╭─ Input rows

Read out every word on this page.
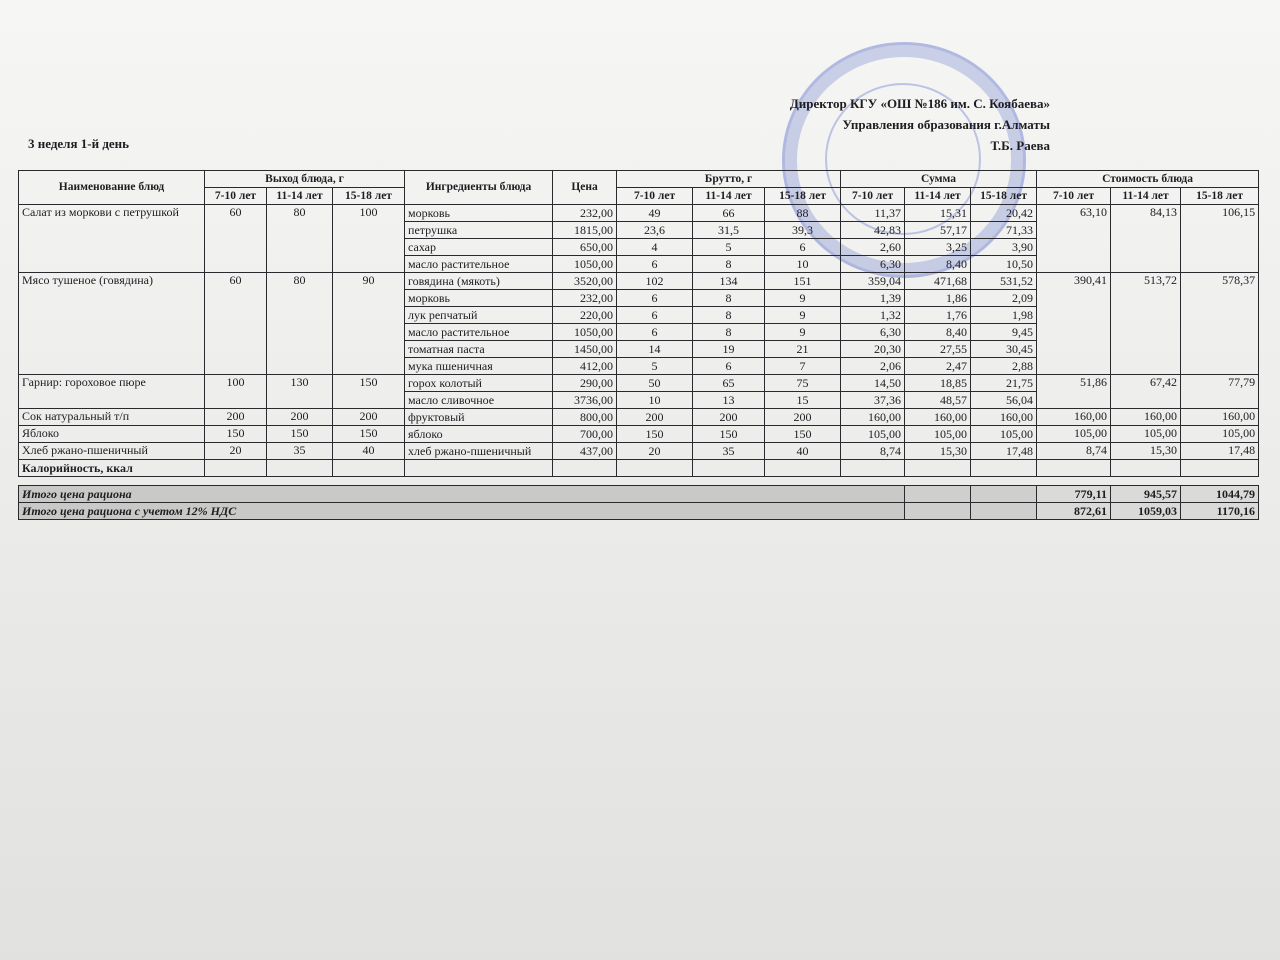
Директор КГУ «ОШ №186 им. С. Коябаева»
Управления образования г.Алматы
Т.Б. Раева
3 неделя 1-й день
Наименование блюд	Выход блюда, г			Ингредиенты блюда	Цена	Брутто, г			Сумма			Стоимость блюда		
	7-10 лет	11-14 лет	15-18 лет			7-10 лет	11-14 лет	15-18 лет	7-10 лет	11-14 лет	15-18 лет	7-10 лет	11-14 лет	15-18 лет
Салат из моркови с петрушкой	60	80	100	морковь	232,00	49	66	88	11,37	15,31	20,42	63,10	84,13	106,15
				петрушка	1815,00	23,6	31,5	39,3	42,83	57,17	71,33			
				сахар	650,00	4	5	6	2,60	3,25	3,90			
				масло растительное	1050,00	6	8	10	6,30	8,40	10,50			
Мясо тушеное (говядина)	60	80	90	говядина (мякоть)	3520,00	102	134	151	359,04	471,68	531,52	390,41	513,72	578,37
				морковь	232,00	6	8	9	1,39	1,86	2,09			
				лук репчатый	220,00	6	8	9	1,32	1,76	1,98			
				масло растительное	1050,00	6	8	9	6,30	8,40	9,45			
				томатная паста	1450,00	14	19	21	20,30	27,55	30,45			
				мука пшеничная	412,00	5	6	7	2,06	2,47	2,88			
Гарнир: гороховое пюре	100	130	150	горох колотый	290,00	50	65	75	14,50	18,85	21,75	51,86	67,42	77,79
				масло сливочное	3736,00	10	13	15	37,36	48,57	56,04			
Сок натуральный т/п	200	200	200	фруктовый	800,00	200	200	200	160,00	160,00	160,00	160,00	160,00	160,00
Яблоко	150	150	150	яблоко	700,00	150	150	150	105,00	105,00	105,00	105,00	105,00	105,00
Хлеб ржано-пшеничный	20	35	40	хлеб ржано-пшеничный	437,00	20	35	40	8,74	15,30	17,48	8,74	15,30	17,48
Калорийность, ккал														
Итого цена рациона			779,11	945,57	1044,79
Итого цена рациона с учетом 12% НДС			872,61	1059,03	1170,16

╰─
╭─ Input rows

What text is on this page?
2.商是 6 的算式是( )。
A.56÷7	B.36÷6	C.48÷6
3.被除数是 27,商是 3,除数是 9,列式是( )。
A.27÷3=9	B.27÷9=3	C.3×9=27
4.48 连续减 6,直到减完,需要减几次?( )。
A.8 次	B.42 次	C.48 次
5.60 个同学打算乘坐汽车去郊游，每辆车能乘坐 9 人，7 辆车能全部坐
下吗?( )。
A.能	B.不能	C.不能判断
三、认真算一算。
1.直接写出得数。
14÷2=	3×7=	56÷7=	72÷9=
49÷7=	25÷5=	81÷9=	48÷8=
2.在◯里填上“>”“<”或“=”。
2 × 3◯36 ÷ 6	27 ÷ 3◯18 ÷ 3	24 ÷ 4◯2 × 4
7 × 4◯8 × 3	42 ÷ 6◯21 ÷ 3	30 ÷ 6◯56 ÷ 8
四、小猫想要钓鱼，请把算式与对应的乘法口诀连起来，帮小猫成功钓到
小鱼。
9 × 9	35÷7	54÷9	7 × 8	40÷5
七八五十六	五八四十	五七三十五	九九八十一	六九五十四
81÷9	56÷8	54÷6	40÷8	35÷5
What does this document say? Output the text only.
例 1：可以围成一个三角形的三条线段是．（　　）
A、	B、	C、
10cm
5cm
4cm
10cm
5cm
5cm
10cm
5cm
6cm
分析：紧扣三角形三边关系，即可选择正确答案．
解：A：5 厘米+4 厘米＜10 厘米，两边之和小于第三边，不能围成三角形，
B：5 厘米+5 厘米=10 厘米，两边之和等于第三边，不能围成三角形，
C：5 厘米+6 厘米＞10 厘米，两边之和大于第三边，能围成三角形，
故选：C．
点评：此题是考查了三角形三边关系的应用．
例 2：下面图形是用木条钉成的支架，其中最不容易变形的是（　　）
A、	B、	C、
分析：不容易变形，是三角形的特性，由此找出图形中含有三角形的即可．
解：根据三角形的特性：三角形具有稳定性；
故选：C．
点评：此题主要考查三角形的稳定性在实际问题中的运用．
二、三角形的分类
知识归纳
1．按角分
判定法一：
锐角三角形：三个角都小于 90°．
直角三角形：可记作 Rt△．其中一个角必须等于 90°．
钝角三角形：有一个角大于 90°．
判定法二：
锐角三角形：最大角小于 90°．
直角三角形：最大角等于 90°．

╰─
╭─ Input rows

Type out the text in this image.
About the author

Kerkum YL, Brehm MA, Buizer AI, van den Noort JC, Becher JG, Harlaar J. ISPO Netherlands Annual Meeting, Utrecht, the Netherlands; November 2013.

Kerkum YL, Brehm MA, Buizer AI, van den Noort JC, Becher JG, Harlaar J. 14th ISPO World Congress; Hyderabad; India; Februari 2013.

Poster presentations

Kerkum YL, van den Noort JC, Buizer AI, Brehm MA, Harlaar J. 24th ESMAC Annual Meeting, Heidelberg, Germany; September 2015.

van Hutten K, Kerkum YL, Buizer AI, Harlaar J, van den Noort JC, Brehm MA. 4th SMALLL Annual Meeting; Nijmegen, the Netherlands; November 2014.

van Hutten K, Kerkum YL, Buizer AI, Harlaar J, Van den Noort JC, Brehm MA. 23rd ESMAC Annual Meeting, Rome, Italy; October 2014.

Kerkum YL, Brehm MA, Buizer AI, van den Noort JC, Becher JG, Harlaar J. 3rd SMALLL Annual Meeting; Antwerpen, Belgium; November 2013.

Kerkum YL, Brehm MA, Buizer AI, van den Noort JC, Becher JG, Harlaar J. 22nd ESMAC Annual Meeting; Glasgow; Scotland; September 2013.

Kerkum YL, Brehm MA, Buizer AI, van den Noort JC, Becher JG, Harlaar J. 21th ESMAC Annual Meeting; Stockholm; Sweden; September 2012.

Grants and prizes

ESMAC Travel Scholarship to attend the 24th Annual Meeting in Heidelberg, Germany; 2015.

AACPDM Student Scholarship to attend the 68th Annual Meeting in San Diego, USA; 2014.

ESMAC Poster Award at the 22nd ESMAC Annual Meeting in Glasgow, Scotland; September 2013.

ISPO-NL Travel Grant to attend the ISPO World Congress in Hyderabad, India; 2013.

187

╰─

Problem to work on
Pick out each line that holds the string "Congress".

Task answer
Kerkum YL, Brehm MA, Buizer AI, van den Noort JC, Becher JG, Harlaar J. 14th ISPO World Congress; Hyderabad; India; Februari 2013.
ISPO-NL Travel Grant to attend the ISPO World Congress in Hyderabad, India; 2013.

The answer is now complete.